• GIVEN PROBLEM
Below is a listing; write it out exactly and drop any images from it.

— begin RECORD EXCERPTS —

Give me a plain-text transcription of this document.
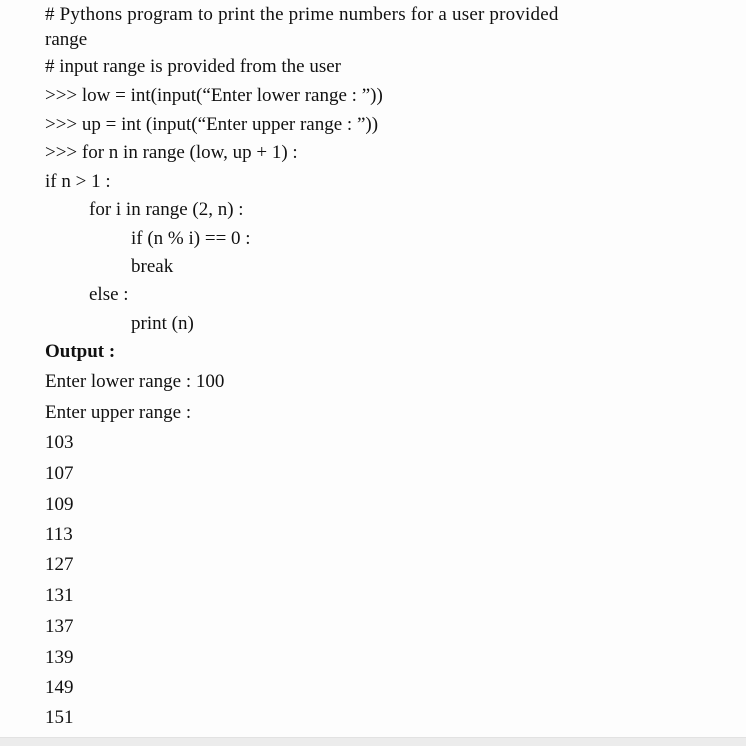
# Pythons program to print the prime numbers for a user provided
range
# input range is provided from the user
>>> low = int(input(“Enter lower range : ”))
>>> up = int (input(“Enter upper range : ”))
>>> for n in range (low, up + 1) :
if n > 1 :
for i in range (2, n) :
if (n % i) == 0 :
break
else :
print (n)
Output :
Enter lower range : 100
Enter upper range :
103
107
109
113
127
131
137
139
149
151
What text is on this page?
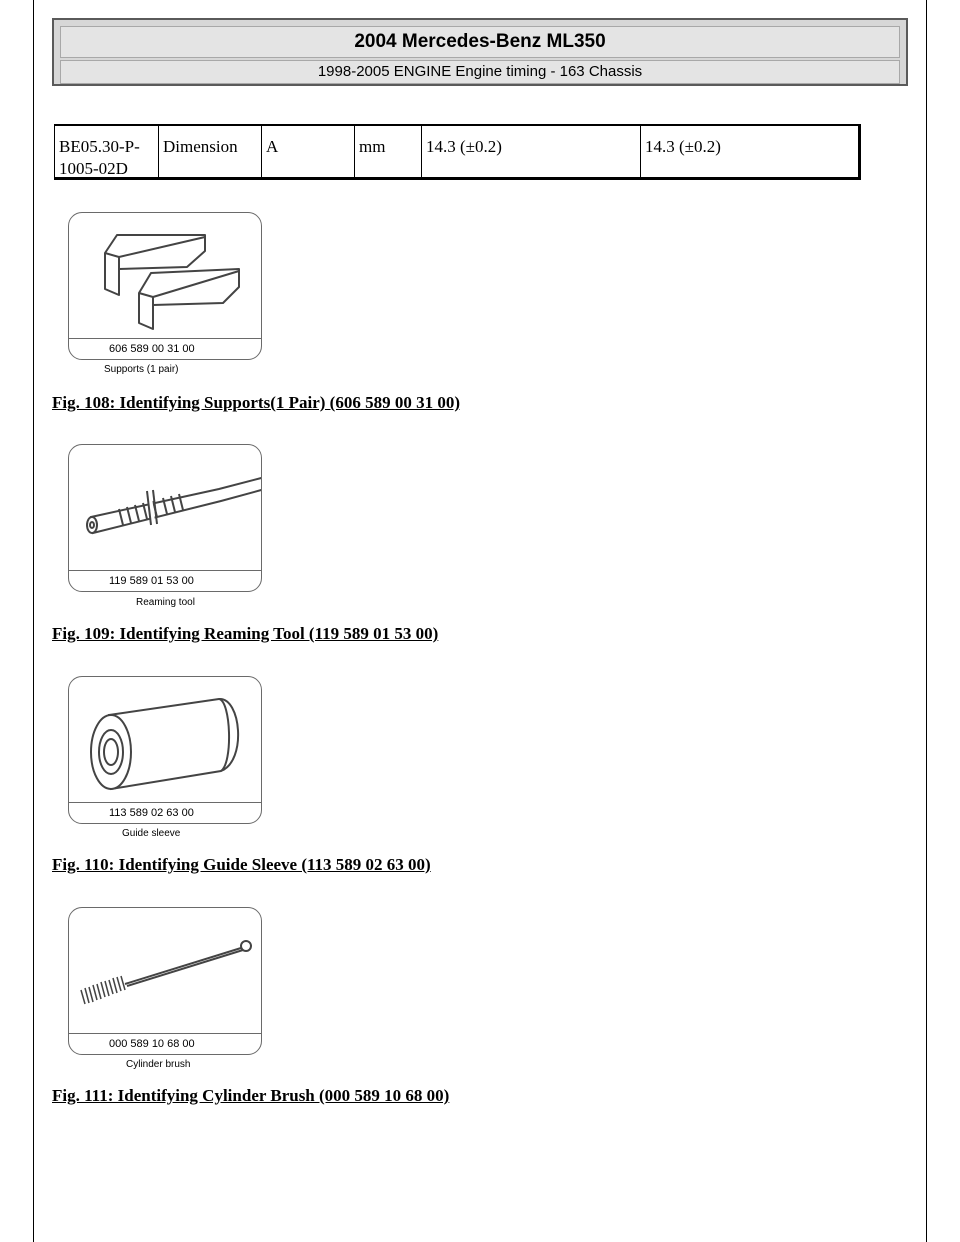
2004 Mercedes-Benz ML350
1998-2005 ENGINE Engine timing - 163 Chassis
BE05.30-P-
1005-02D
Dimension	A	mm	14.3 (±0.2)	14.3 (±0.2)
606 589 00 31 00
Supports (1 pair)
Fig. 108: Identifying Supports(1 Pair) (606 589 00 31 00)
119 589 01 53 00
Reaming tool
Fig. 109: Identifying Reaming Tool (119 589 01 53 00)
113 589 02 63 00
Guide sleeve
Fig. 110: Identifying Guide Sleeve (113 589 02 63 00)
000 589 10 68 00
Cylinder brush
Fig. 111: Identifying Cylinder Brush (000 589 10 68 00)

— end RECORD EXCERPTS —

• TASK SOLUTION
Give me a plain-text transcription of this document.
# Pythons program to print the prime numbers for a user provided
range
# input range is provided from the user
>>> low = int(input(“Enter lower range : ”))
>>> up = int (input(“Enter upper range : ”))
>>> for n in range (low, up + 1) :
if n > 1 :
for i in range (2, n) :
if (n % i) == 0 :
break
else :
print (n)
Output :
Enter lower range : 100
Enter upper range :
103
107
109
113
127
131
137
139
149
151
What text is on this page?
2004 Mercedes-Benz ML350
1998-2005 ENGINE Engine timing - 163 Chassis
BE05.30-P-
1005-02D
Dimension	A	mm	14.3 (±0.2)	14.3 (±0.2)
606 589 00 31 00
Supports (1 pair)
Fig. 108: Identifying Supports(1 Pair) (606 589 00 31 00)
119 589 01 53 00
Reaming tool
Fig. 109: Identifying Reaming Tool (119 589 01 53 00)
113 589 02 63 00
Guide sleeve
Fig. 110: Identifying Guide Sleeve (113 589 02 63 00)
000 589 10 68 00
Cylinder brush
Fig. 111: Identifying Cylinder Brush (000 589 10 68 00)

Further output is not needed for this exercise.